- **TASK INPUTS**
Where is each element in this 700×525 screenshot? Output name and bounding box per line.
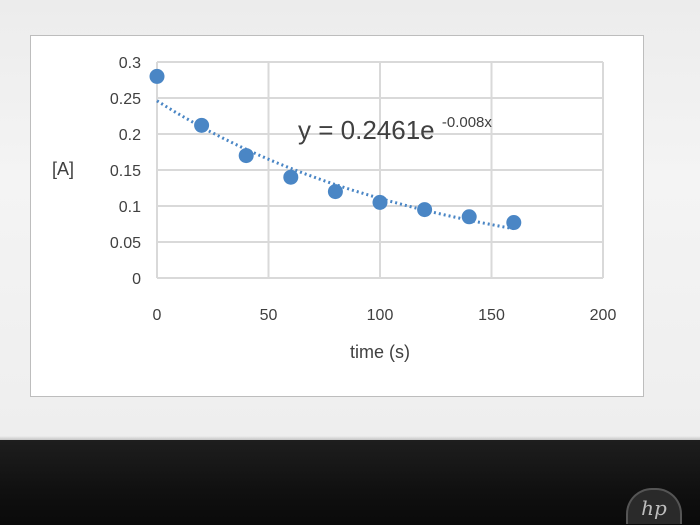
x-tick-label: 100 (367, 307, 394, 324)
equation-base: y = 0.2461e (298, 115, 435, 145)
monitor-screen: 0 0.05 0.1 0.15 0.2 0.25 0.3 0 50 100 150 200 [A] … (0, 0, 700, 440)
data-point (327, 184, 343, 200)
monitor-bezel (0, 440, 700, 525)
y-tick-label: 0.3 (119, 55, 141, 72)
data-point (372, 194, 388, 210)
x-axis-label: time (s) (350, 342, 410, 362)
y-tick-label: 0.1 (119, 199, 141, 216)
hp-logo-text: hp (641, 496, 667, 520)
data-point (149, 68, 165, 84)
trendline-equation: y = 0.2461e -0.008x (298, 114, 492, 145)
x-tick-label: 150 (478, 307, 505, 324)
gridlines (156, 61, 604, 279)
x-tick-label: 50 (260, 307, 278, 324)
equation-exponent: -0.008x (442, 114, 493, 131)
chart-svg: 00.050.10.150.20.250.3 0 50 100 150 200 [A] … (52, 55, 617, 362)
data-point (194, 117, 210, 133)
data-point (238, 148, 254, 164)
y-tick-label: 0.05 (110, 235, 141, 252)
trendline (156, 99, 515, 231)
x-tick-labels: 0 50 100 150 200 (153, 307, 617, 324)
y-tick-labels: 0 0.05 0.1 0.15 0.2 0.25 0.3 (110, 55, 141, 288)
chart-area (30, 35, 644, 397)
y-tick-label: 0.15 (110, 163, 141, 180)
data-point (461, 209, 477, 225)
y-axis-label: [A] (52, 159, 74, 179)
data-point (283, 169, 299, 185)
hp-logo: hp (626, 488, 682, 524)
y-tick-label: 0.2 (119, 127, 141, 144)
data-point (417, 202, 433, 218)
y-tick-label: 0.25 (110, 91, 141, 108)
x-tick-label: 200 (590, 307, 617, 324)
y-tick-label: 0 (132, 271, 141, 288)
x-tick-label: 0 (153, 307, 162, 324)
data-point (506, 215, 522, 231)
data-points (149, 68, 522, 231)
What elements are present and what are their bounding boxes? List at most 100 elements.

- **WHAT IS BEING ASKED**
Reproduce all the items above, substituting "grid-lines" for "gridlines" and leaving everything else unchanged. Leave the pictures out of your output.

- **WRITTEN RESPONSE**
Where is each element in this 700×525 screenshot? Output name and bounding box per line.
x-tick-label: 100 (367, 307, 394, 324)
equation-base: y = 0.2461e (298, 115, 435, 145)
monitor-screen: 0 0.05 0.1 0.15 0.2 0.25 0.3 0 50 100 150 200 [A] … (0, 0, 700, 440)
data-point (327, 184, 343, 200)
monitor-bezel (0, 440, 700, 525)
y-tick-label: 0.3 (119, 55, 141, 72)
data-point (372, 194, 388, 210)
x-axis-label: time (s) (350, 342, 410, 362)
y-tick-label: 0.1 (119, 199, 141, 216)
hp-logo-text: hp (641, 496, 667, 520)
data-point (149, 68, 165, 84)
trendline-equation: y = 0.2461e -0.008x (298, 114, 492, 145)
x-tick-label: 150 (478, 307, 505, 324)
grid-lines (156, 61, 604, 279)
x-tick-label: 50 (260, 307, 278, 324)
equation-exponent: -0.008x (442, 114, 493, 131)
chart-svg: 00.050.10.150.20.250.3 0 50 100 150 200 [A] … (52, 55, 617, 362)
data-point (194, 117, 210, 133)
data-point (238, 148, 254, 164)
y-tick-label: 0.05 (110, 235, 141, 252)
trendline (156, 99, 515, 231)
x-tick-labels: 0 50 100 150 200 (153, 307, 617, 324)
y-tick-labels: 0 0.05 0.1 0.15 0.2 0.25 0.3 (110, 55, 141, 288)
chart-area (30, 35, 644, 397)
y-tick-label: 0.15 (110, 163, 141, 180)
data-point (461, 209, 477, 225)
y-axis-label: [A] (52, 159, 74, 179)
data-point (283, 169, 299, 185)
hp-logo: hp (626, 488, 682, 524)
y-tick-label: 0.2 (119, 127, 141, 144)
data-point (417, 202, 433, 218)
y-tick-label: 0.25 (110, 91, 141, 108)
x-tick-label: 200 (590, 307, 617, 324)
y-tick-label: 0 (132, 271, 141, 288)
x-tick-label: 0 (153, 307, 162, 324)
data-point (506, 215, 522, 231)
data-points (149, 68, 522, 231)
What elements are present and what are their bounding boxes? List at most 100 elements.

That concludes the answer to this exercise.